Aim for an exact copy of the listing, without any images.

START Given records

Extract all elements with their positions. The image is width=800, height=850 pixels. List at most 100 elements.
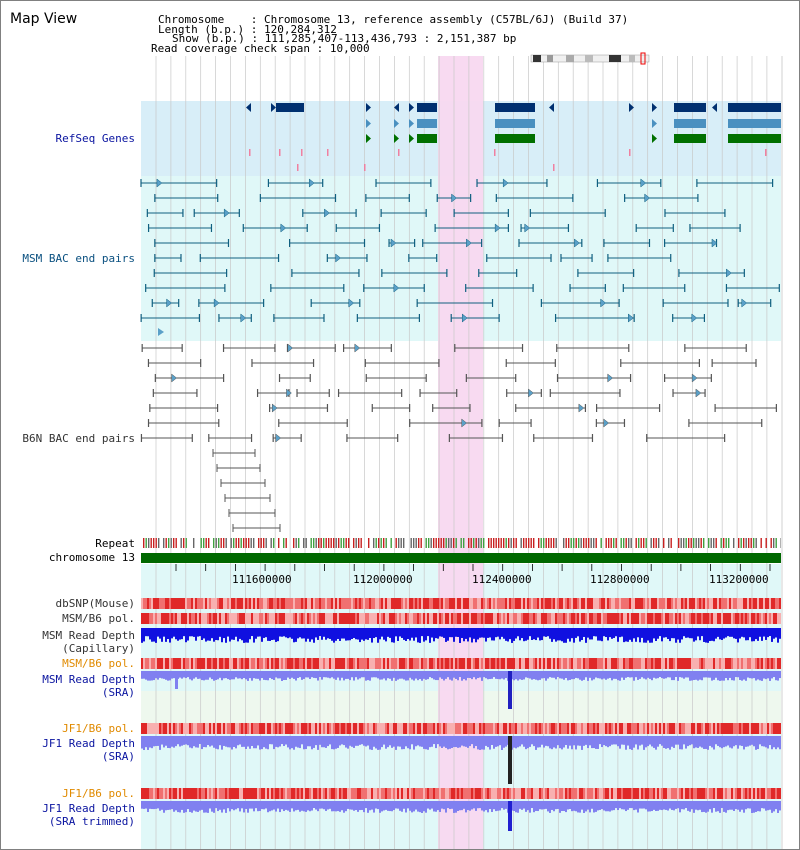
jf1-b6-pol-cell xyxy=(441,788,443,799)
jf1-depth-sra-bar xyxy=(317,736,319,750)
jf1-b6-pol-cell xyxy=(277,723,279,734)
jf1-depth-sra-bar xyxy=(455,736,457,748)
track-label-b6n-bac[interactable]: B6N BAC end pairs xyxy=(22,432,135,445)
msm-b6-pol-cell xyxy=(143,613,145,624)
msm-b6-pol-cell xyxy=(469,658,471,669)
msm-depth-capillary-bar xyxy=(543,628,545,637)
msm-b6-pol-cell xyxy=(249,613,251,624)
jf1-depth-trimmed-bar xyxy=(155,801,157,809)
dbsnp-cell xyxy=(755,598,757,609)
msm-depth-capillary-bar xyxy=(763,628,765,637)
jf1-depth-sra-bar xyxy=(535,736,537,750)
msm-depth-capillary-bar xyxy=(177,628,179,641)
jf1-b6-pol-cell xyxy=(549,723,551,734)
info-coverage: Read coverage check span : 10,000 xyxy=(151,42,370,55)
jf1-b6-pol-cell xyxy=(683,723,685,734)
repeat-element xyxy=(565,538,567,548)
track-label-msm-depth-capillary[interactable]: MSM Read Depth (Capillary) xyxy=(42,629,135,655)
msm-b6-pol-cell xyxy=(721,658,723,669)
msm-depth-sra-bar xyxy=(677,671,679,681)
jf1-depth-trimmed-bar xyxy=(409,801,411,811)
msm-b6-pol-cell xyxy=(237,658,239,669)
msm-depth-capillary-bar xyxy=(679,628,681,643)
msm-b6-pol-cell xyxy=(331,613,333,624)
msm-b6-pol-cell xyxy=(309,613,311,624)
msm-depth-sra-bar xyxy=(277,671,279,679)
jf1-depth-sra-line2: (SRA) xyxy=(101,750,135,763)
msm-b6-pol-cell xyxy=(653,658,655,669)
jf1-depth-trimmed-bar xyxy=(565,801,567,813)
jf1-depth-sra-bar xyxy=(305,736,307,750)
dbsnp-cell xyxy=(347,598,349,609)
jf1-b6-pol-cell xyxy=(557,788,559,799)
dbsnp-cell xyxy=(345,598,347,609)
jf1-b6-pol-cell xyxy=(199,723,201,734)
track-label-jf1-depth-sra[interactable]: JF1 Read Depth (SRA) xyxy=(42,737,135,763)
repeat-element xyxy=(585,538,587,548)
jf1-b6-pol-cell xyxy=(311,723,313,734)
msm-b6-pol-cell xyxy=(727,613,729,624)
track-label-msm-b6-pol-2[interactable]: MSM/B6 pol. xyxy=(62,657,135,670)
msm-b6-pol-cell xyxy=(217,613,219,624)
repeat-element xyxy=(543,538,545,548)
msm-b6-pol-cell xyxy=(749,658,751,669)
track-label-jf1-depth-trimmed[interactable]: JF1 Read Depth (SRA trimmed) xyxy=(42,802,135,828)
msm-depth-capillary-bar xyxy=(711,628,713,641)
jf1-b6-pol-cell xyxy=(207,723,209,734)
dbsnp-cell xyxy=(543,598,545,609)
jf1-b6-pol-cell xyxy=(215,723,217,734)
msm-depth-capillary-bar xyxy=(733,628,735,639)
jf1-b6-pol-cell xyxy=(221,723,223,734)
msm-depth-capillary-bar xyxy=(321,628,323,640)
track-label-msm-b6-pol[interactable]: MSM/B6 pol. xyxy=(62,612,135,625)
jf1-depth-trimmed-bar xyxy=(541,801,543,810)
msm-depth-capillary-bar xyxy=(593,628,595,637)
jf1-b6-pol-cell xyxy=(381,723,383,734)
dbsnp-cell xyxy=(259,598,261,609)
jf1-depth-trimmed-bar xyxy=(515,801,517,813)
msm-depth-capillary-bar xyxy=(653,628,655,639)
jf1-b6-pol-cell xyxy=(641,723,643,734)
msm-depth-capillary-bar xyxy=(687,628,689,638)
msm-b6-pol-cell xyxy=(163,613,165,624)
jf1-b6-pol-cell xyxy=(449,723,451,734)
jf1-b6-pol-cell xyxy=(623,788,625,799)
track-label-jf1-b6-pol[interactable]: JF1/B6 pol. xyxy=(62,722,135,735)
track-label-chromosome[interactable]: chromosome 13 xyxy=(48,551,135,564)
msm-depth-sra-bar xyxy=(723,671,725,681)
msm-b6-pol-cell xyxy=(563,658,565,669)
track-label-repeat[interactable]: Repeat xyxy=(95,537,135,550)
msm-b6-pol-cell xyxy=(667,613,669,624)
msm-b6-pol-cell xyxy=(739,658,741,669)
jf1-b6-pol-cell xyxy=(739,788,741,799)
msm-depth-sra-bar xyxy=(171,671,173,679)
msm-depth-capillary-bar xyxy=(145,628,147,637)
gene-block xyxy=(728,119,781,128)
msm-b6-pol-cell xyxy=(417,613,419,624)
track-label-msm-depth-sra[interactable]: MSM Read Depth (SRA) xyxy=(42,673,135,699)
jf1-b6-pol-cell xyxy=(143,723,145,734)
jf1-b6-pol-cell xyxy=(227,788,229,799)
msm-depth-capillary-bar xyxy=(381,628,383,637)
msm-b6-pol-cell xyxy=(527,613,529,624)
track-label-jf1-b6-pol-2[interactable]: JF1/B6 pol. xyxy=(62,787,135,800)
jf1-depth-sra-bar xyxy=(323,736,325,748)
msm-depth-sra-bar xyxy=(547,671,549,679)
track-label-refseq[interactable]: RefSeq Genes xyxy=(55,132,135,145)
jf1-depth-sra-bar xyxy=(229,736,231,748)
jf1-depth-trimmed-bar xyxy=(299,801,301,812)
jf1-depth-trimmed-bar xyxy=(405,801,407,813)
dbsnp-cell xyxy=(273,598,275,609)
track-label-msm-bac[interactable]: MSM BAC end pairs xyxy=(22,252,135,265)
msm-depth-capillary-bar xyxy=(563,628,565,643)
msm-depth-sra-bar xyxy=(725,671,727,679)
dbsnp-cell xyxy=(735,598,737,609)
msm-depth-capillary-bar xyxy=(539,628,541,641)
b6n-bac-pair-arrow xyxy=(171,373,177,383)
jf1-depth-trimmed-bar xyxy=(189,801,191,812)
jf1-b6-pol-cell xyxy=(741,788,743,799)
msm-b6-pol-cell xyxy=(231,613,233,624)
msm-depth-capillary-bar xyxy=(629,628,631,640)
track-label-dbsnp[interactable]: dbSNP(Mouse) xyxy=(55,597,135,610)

END Given records

Response
Extract all elements with their positions. The image is width=800, height=850 pixels. List at most 100 elements.
jf1-b6-pol-cell xyxy=(441,788,443,799)
jf1-depth-sra-bar xyxy=(317,736,319,750)
jf1-b6-pol-cell xyxy=(277,723,279,734)
jf1-depth-sra-bar xyxy=(455,736,457,748)
track-label-b6n-bac[interactable]: B6N BAC end pairs xyxy=(22,432,135,445)
msm-b6-pol-cell xyxy=(143,613,145,624)
msm-b6-pol-cell xyxy=(469,658,471,669)
msm-depth-capillary-bar xyxy=(543,628,545,637)
msm-b6-pol-cell xyxy=(249,613,251,624)
jf1-depth-trimmed-bar xyxy=(155,801,157,809)
dbsnp-cell xyxy=(755,598,757,609)
msm-depth-capillary-bar xyxy=(763,628,765,637)
jf1-depth-sra-bar xyxy=(535,736,537,750)
msm-depth-capillary-bar xyxy=(177,628,179,641)
jf1-b6-pol-cell xyxy=(549,723,551,734)
info-coverage: Read coverage check span : 10,000 xyxy=(151,42,370,55)
jf1-b6-pol-cell xyxy=(683,723,685,734)
repeat-element xyxy=(565,538,567,548)
track-label-msm-depth-capillary[interactable]: MSM Read Depth (Capillary) xyxy=(42,629,135,655)
msm-b6-pol-cell xyxy=(721,658,723,669)
msm-depth-sra-bar xyxy=(677,671,679,681)
jf1-depth-trimmed-bar xyxy=(409,801,411,811)
msm-b6-pol-cell xyxy=(237,658,239,669)
msm-depth-capillary-bar xyxy=(679,628,681,643)
msm-b6-pol-cell xyxy=(331,613,333,624)
msm-b6-pol-cell xyxy=(309,613,311,624)
msm-depth-sra-bar xyxy=(277,671,279,679)
jf1-depth-sra-line2: (SRA) xyxy=(101,750,135,763)
msm-b6-pol-cell xyxy=(653,658,655,669)
jf1-depth-trimmed-bar xyxy=(565,801,567,813)
jf1-depth-sra-bar xyxy=(305,736,307,750)
dbsnp-cell xyxy=(347,598,349,609)
jf1-b6-pol-cell xyxy=(557,788,559,799)
dbsnp-cell xyxy=(345,598,347,609)
jf1-b6-pol-cell xyxy=(199,723,201,734)
track-label-jf1-depth-sra[interactable]: JF1 Read Depth (SRA) xyxy=(42,737,135,763)
repeat-element xyxy=(585,538,587,548)
jf1-b6-pol-cell xyxy=(311,723,313,734)
msm-b6-pol-cell xyxy=(727,613,729,624)
track-label-msm-b6-pol-2[interactable]: MSM/B6 pol. xyxy=(62,657,135,670)
msm-b6-pol-cell xyxy=(217,613,219,624)
repeat-element xyxy=(543,538,545,548)
msm-b6-pol-cell xyxy=(749,658,751,669)
track-label-jf1-depth-trimmed[interactable]: JF1 Read Depth (SRA trimmed) xyxy=(42,802,135,828)
msm-depth-capillary-bar xyxy=(711,628,713,641)
jf1-b6-pol-cell xyxy=(207,723,209,734)
dbsnp-cell xyxy=(543,598,545,609)
jf1-b6-pol-cell xyxy=(215,723,217,734)
msm-depth-capillary-bar xyxy=(733,628,735,639)
jf1-b6-pol-cell xyxy=(221,723,223,734)
msm-depth-capillary-bar xyxy=(321,628,323,640)
track-label-msm-b6-pol[interactable]: MSM/B6 pol. xyxy=(62,612,135,625)
jf1-depth-trimmed-bar xyxy=(541,801,543,810)
msm-depth-capillary-bar xyxy=(593,628,595,637)
jf1-b6-pol-cell xyxy=(381,723,383,734)
dbsnp-cell xyxy=(259,598,261,609)
jf1-depth-trimmed-bar xyxy=(515,801,517,813)
msm-depth-capillary-bar xyxy=(653,628,655,639)
jf1-b6-pol-cell xyxy=(641,723,643,734)
msm-depth-capillary-bar xyxy=(687,628,689,638)
msm-b6-pol-cell xyxy=(163,613,165,624)
jf1-b6-pol-cell xyxy=(449,723,451,734)
jf1-b6-pol-cell xyxy=(623,788,625,799)
track-label-jf1-b6-pol[interactable]: JF1/B6 pol. xyxy=(62,722,135,735)
track-label-chromosome[interactable]: chromosome 13 xyxy=(48,551,135,564)
msm-depth-sra-bar xyxy=(723,671,725,681)
msm-b6-pol-cell xyxy=(563,658,565,669)
track-label-repeat[interactable]: Repeat xyxy=(95,537,135,550)
msm-b6-pol-cell xyxy=(667,613,669,624)
msm-b6-pol-cell xyxy=(739,658,741,669)
jf1-b6-pol-cell xyxy=(739,788,741,799)
msm-depth-sra-bar xyxy=(171,671,173,679)
msm-depth-capillary-bar xyxy=(145,628,147,637)
gene-block xyxy=(728,119,781,128)
msm-b6-pol-cell xyxy=(417,613,419,624)
track-label-msm-depth-sra[interactable]: MSM Read Depth (SRA) xyxy=(42,673,135,699)
jf1-b6-pol-cell xyxy=(143,723,145,734)
jf1-b6-pol-cell xyxy=(227,788,229,799)
msm-depth-capillary-bar xyxy=(381,628,383,637)
msm-b6-pol-cell xyxy=(527,613,529,624)
track-label-jf1-b6-pol-2[interactable]: JF1/B6 pol. xyxy=(62,787,135,800)
jf1-depth-sra-bar xyxy=(323,736,325,748)
msm-depth-sra-bar xyxy=(547,671,549,679)
track-label-refseq[interactable]: RefSeq Genes xyxy=(55,132,135,145)
jf1-depth-sra-bar xyxy=(229,736,231,748)
jf1-depth-trimmed-bar xyxy=(299,801,301,812)
jf1-depth-trimmed-bar xyxy=(405,801,407,813)
dbsnp-cell xyxy=(273,598,275,609)
track-label-msm-bac[interactable]: MSM BAC end pairs xyxy=(22,252,135,265)
msm-depth-capillary-bar xyxy=(563,628,565,643)
msm-depth-sra-bar xyxy=(725,671,727,679)
dbsnp-cell xyxy=(735,598,737,609)
msm-depth-capillary-bar xyxy=(539,628,541,641)
b6n-bac-pair-arrow xyxy=(171,373,177,383)
jf1-depth-trimmed-bar xyxy=(189,801,191,812)
jf1-b6-pol-cell xyxy=(741,788,743,799)
msm-b6-pol-cell xyxy=(231,613,233,624)
msm-depth-capillary-bar xyxy=(629,628,631,640)
track-label-dbsnp[interactable]: dbSNP(Mouse) xyxy=(55,597,135,610)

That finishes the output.